### Problem requirements
Make an exact copy of the entries below.

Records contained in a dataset
— start —

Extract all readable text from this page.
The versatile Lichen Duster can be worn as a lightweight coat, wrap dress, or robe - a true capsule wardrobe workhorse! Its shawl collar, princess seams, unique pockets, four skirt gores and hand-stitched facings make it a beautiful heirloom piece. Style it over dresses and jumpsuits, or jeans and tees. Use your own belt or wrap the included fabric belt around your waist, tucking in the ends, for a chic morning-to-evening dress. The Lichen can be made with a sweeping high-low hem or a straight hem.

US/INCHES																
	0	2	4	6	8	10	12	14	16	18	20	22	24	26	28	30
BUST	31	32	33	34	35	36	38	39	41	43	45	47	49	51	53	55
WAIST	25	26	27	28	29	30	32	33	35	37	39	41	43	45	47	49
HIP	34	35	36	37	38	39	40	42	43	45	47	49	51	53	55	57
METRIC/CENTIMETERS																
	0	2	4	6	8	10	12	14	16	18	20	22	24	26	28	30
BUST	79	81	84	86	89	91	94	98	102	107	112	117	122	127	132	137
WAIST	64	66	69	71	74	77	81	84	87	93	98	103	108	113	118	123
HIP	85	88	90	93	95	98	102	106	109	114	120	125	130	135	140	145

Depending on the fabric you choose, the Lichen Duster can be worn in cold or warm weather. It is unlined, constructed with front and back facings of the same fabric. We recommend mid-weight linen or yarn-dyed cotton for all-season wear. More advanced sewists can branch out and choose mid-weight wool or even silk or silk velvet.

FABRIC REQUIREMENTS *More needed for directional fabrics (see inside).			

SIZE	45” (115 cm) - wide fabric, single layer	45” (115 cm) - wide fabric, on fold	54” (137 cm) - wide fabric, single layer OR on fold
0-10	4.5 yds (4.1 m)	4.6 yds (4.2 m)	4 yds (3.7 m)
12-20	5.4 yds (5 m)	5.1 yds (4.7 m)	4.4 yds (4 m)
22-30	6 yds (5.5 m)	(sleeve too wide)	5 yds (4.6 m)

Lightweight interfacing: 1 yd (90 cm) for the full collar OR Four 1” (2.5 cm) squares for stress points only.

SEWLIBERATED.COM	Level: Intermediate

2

— end —

### Solution to this problem
Extract all readable text from this page.
The versatile Lichen Duster can be worn as a lightweight coat, wrap dress, or robe - a true capsule wardrobe workhorse! Its shawl collar, princess seams, unique pockets, four skirt gores and hand-stitched facings make it a beautiful heirloom piece. Style it over dresses and jumpsuits, or jeans and tees. Use your own belt or wrap the included fabric belt around your waist, tucking in the ends, for a chic morning-to-evening dress. The Lichen can be made with a sweeping high-low hem or a straight hem.

US/INCHES																
	0	2	4	6	8	10	12	14	16	18	20	22	24	26	28	30
BUST	31	32	33	34	35	36	38	39	41	43	45	47	49	51	53	55
WAIST	25	26	27	28	29	30	32	33	35	37	39	41	43	45	47	49
HIP	34	35	36	37	38	39	40	42	43	45	47	49	51	53	55	57
METRIC/CENTIMETERS																
	0	2	4	6	8	10	12	14	16	18	20	22	24	26	28	30
BUST	79	81	84	86	89	91	94	98	102	107	112	117	122	127	132	137
WAIST	64	66	69	71	74	77	81	84	87	93	98	103	108	113	118	123
HIP	85	88	90	93	95	98	102	106	109	114	120	125	130	135	140	145

Depending on the fabric you choose, the Lichen Duster can be worn in cold or warm weather. It is unlined, constructed with front and back facings of the same fabric. We recommend mid-weight linen or yarn-dyed cotton for all-season wear. More advanced sewists can branch out and choose mid-weight wool or even silk or silk velvet.

FABRIC REQUIREMENTS *More needed for directional fabrics (see inside).			

SIZE	45” (115 cm) - wide fabric, single layer	45” (115 cm) - wide fabric, on fold	54” (137 cm) - wide fabric, single layer OR on fold
0-10	4.5 yds (4.1 m)	4.6 yds (4.2 m)	4 yds (3.7 m)
12-20	5.4 yds (5 m)	5.1 yds (4.7 m)	4.4 yds (4 m)
22-30	6 yds (5.5 m)	(sleeve too wide)	5 yds (4.6 m)

Lightweight interfacing: 1 yd (90 cm) for the full collar OR Four 1” (2.5 cm) squares for stress points only.

SEWLIBERATED.COM	Level: Intermediate

2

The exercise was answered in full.